**Short exercise**
List all lines of the data containing the word "Bohr".
——
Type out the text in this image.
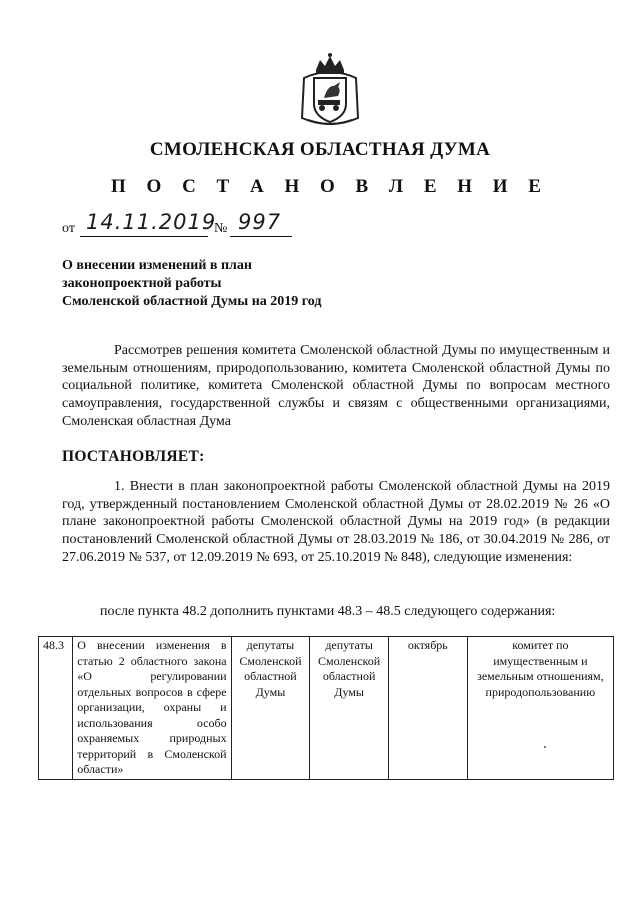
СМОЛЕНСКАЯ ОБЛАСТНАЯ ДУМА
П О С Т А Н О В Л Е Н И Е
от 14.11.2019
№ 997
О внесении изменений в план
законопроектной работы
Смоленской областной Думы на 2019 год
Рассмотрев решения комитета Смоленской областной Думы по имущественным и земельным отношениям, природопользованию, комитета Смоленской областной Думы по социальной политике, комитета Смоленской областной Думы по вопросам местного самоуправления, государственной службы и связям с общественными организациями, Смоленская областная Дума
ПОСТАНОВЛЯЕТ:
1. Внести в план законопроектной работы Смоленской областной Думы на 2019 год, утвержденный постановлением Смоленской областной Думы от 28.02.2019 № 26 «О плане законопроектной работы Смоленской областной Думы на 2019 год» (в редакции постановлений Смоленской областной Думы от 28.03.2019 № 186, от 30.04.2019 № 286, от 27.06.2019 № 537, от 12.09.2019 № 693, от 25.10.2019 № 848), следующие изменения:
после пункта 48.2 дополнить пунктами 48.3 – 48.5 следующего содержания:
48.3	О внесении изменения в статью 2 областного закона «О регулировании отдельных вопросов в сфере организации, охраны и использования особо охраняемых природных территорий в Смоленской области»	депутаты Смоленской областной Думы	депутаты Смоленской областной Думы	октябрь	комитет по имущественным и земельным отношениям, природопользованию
——
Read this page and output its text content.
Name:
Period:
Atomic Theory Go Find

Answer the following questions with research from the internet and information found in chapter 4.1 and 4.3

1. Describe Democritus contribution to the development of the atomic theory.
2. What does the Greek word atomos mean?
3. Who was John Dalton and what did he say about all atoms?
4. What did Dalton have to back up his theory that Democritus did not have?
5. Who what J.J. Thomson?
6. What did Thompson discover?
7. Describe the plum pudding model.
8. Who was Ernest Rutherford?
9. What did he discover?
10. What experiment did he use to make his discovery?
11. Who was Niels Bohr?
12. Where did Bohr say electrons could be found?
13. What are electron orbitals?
——
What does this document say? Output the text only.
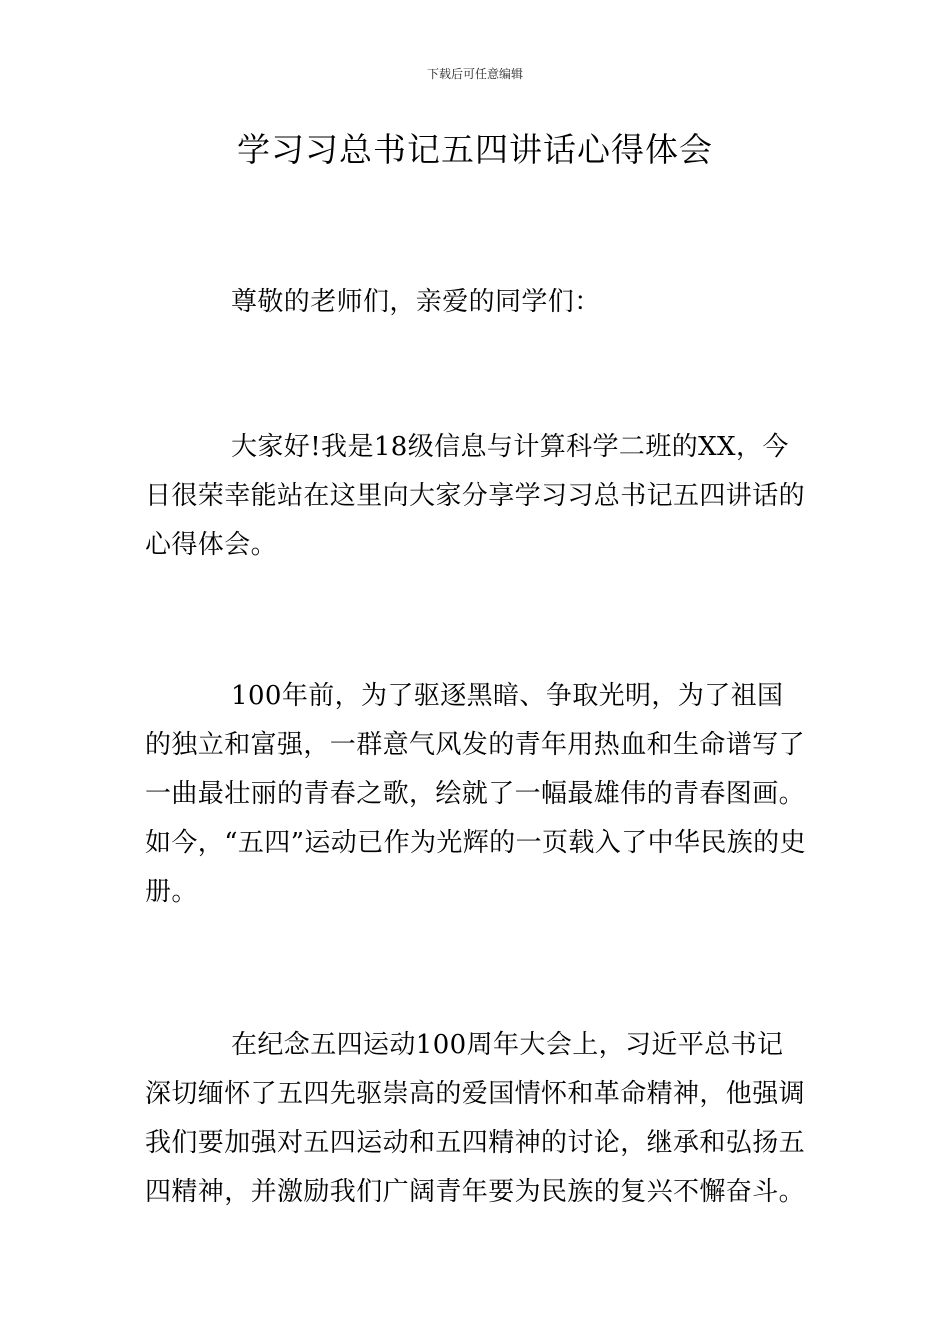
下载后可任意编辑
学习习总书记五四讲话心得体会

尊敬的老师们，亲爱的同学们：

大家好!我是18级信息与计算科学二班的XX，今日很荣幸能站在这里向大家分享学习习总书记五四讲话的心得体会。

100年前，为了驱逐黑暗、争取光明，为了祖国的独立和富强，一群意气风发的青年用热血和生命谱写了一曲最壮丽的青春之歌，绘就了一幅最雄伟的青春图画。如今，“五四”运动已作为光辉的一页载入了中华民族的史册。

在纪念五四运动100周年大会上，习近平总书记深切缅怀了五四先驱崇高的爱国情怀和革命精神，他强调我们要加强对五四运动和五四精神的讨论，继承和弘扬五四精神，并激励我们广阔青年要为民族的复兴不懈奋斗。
——
**Completed task**
11. Who was Niels Bohr?
12. Where did Bohr say electrons could be found?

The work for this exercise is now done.